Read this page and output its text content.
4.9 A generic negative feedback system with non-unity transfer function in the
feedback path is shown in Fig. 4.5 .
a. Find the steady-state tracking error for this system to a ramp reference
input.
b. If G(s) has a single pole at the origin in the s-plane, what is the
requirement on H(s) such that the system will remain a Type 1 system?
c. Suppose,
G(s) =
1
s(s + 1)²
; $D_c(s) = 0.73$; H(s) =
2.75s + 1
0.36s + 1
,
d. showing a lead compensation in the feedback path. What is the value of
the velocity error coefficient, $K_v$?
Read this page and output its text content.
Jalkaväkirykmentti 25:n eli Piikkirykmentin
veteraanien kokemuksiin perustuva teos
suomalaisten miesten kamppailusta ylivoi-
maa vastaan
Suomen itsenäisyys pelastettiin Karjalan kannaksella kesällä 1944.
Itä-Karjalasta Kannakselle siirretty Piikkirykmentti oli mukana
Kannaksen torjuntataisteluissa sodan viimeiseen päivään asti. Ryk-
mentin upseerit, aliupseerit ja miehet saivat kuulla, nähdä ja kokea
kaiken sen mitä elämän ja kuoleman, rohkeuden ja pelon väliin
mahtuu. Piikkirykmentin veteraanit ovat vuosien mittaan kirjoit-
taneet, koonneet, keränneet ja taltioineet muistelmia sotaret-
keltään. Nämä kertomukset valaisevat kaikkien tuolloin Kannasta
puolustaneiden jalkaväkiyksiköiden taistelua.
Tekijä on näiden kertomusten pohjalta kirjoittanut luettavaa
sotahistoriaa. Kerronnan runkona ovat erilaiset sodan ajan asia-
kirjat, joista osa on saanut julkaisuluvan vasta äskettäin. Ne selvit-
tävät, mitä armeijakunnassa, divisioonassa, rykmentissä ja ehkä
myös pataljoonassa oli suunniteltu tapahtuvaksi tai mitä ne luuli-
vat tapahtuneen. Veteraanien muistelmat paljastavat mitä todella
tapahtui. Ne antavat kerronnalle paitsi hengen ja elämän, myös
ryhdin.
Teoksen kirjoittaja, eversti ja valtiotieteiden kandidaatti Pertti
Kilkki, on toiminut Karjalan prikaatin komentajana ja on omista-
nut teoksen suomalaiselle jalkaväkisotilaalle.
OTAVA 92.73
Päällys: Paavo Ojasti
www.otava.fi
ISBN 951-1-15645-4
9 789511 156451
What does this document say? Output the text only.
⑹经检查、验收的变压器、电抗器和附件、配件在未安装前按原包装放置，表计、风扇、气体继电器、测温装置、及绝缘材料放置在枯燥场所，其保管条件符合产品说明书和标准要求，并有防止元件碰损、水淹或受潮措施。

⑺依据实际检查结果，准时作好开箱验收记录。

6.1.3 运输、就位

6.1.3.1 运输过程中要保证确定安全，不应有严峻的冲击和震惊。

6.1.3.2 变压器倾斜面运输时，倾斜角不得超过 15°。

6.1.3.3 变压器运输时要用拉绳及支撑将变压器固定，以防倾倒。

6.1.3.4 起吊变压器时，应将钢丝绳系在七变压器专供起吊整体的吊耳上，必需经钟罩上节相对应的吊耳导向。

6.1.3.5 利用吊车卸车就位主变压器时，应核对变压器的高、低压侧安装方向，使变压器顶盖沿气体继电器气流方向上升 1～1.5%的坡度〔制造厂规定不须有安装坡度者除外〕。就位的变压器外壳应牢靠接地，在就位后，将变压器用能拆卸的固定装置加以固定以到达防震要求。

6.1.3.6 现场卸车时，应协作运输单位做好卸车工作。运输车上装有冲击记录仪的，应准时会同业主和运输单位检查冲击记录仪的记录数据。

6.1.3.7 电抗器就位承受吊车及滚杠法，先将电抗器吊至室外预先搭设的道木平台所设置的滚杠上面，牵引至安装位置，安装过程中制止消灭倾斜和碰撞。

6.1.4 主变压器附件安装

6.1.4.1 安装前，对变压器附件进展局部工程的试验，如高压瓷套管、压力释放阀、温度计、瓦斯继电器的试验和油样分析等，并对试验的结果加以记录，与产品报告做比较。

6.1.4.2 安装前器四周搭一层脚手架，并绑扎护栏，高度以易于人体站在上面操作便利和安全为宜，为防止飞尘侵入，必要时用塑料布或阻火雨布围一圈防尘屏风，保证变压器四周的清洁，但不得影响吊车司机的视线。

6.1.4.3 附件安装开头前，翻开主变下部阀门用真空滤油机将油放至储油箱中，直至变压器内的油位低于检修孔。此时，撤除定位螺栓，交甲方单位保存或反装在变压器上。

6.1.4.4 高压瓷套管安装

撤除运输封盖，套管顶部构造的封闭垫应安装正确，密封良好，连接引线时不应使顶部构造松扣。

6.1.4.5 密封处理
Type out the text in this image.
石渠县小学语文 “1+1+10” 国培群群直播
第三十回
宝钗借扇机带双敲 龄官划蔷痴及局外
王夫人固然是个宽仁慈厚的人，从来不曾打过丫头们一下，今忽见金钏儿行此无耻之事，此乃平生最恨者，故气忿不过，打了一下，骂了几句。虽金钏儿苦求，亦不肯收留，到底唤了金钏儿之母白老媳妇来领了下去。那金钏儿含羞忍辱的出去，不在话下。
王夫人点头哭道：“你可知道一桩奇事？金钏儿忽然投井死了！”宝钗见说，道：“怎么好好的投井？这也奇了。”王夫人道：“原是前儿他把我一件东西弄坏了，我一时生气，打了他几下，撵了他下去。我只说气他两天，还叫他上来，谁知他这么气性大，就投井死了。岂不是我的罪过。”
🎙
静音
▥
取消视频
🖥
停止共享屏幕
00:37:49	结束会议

Aim> Produce an exact copy of every entry above.

Completed exercise>
Read this page and output its text content.
4.9 A generic negative feedback system with non-unity transfer function in the
feedback path is shown in Fig. 4.5 .
a. Find the steady-state tracking error for this system to a ramp reference
input.
b. If G(s) has a single pole at the origin in the s-plane, what is the
requirement on H(s) such that the system will remain a Type 1 system?
c. Suppose,
G(s) =
1
s(s + 1)²
; $D_c(s) = 0.73$; H(s) =
2.75s + 1
0.36s + 1
,
d. showing a lead compensation in the feedback path. What is the value of
the velocity error coefficient, $K_v$?
Read this page and output its text content.
Jalkaväkirykmentti 25:n eli Piikkirykmentin
veteraanien kokemuksiin perustuva teos
suomalaisten miesten kamppailusta ylivoi-
maa vastaan
Suomen itsenäisyys pelastettiin Karjalan kannaksella kesällä 1944.
Itä-Karjalasta Kannakselle siirretty Piikkirykmentti oli mukana
Kannaksen torjuntataisteluissa sodan viimeiseen päivään asti. Ryk-
mentin upseerit, aliupseerit ja miehet saivat kuulla, nähdä ja kokea
kaiken sen mitä elämän ja kuoleman, rohkeuden ja pelon väliin
mahtuu. Piikkirykmentin veteraanit ovat vuosien mittaan kirjoit-
taneet, koonneet, keränneet ja taltioineet muistelmia sotaret-
keltään. Nämä kertomukset valaisevat kaikkien tuolloin Kannasta
puolustaneiden jalkaväkiyksiköiden taistelua.
Tekijä on näiden kertomusten pohjalta kirjoittanut luettavaa
sotahistoriaa. Kerronnan runkona ovat erilaiset sodan ajan asia-
kirjat, joista osa on saanut julkaisuluvan vasta äskettäin. Ne selvit-
tävät, mitä armeijakunnassa, divisioonassa, rykmentissä ja ehkä
myös pataljoonassa oli suunniteltu tapahtuvaksi tai mitä ne luuli-
vat tapahtuneen. Veteraanien muistelmat paljastavat mitä todella
tapahtui. Ne antavat kerronnalle paitsi hengen ja elämän, myös
ryhdin.
Teoksen kirjoittaja, eversti ja valtiotieteiden kandidaatti Pertti
Kilkki, on toiminut Karjalan prikaatin komentajana ja on omista-
nut teoksen suomalaiselle jalkaväkisotilaalle.
OTAVA 92.73
Päällys: Paavo Ojasti
www.otava.fi
ISBN 951-1-15645-4
9 789511 156451
What does this document say? Output the text only.
⑹经检查、验收的变压器、电抗器和附件、配件在未安装前按原包装放置，表计、风扇、气体继电器、测温装置、及绝缘材料放置在枯燥场所，其保管条件符合产品说明书和标准要求，并有防止元件碰损、水淹或受潮措施。

⑺依据实际检查结果，准时作好开箱验收记录。

6.1.3 运输、就位

6.1.3.1 运输过程中要保证确定安全，不应有严峻的冲击和震惊。

6.1.3.2 变压器倾斜面运输时，倾斜角不得超过 15°。

6.1.3.3 变压器运输时要用拉绳及支撑将变压器固定，以防倾倒。

6.1.3.4 起吊变压器时，应将钢丝绳系在七变压器专供起吊整体的吊耳上，必需经钟罩上节相对应的吊耳导向。

6.1.3.5 利用吊车卸车就位主变压器时，应核对变压器的高、低压侧安装方向，使变压器顶盖沿气体继电器气流方向上升 1～1.5%的坡度〔制造厂规定不须有安装坡度者除外〕。就位的变压器外壳应牢靠接地，在就位后，将变压器用能拆卸的固定装置加以固定以到达防震要求。

6.1.3.6 现场卸车时，应协作运输单位做好卸车工作。运输车上装有冲击记录仪的，应准时会同业主和运输单位检查冲击记录仪的记录数据。

6.1.3.7 电抗器就位承受吊车及滚杠法，先将电抗器吊至室外预先搭设的道木平台所设置的滚杠上面，牵引至安装位置，安装过程中制止消灭倾斜和碰撞。

6.1.4 主变压器附件安装

6.1.4.1 安装前，对变压器附件进展局部工程的试验，如高压瓷套管、压力释放阀、温度计、瓦斯继电器的试验和油样分析等，并对试验的结果加以记录，与产品报告做比较。

6.1.4.2 安装前器四周搭一层脚手架，并绑扎护栏，高度以易于人体站在上面操作便利和安全为宜，为防止飞尘侵入，必要时用塑料布或阻火雨布围一圈防尘屏风，保证变压器四周的清洁，但不得影响吊车司机的视线。

6.1.4.3 附件安装开头前，翻开主变下部阀门用真空滤油机将油放至储油箱中，直至变压器内的油位低于检修孔。此时，撤除定位螺栓，交甲方单位保存或反装在变压器上。

6.1.4.4 高压瓷套管安装

撤除运输封盖，套管顶部构造的封闭垫应安装正确，密封良好，连接引线时不应使顶部构造松扣。

6.1.4.5 密封处理
Type out the text in this image.
石渠县小学语文 “1+1+10” 国培群群直播
第三十回
宝钗借扇机带双敲 龄官划蔷痴及局外
王夫人固然是个宽仁慈厚的人，从来不曾打过丫头们一下，今忽见金钏儿行此无耻之事，此乃平生最恨者，故气忿不过，打了一下，骂了几句。虽金钏儿苦求，亦不肯收留，到底唤了金钏儿之母白老媳妇来领了下去。那金钏儿含羞忍辱的出去，不在话下。
王夫人点头哭道：“你可知道一桩奇事？金钏儿忽然投井死了！”宝钗见说，道：“怎么好好的投井？这也奇了。”王夫人道：“原是前儿他把我一件东西弄坏了，我一时生气，打了他几下，撵了他下去。我只说气他两天，还叫他上来，谁知他这么气性大，就投井死了。岂不是我的罪过。”
🎙
静音
▥
取消视频
🖥
停止共享屏幕
00:37:49	结束会议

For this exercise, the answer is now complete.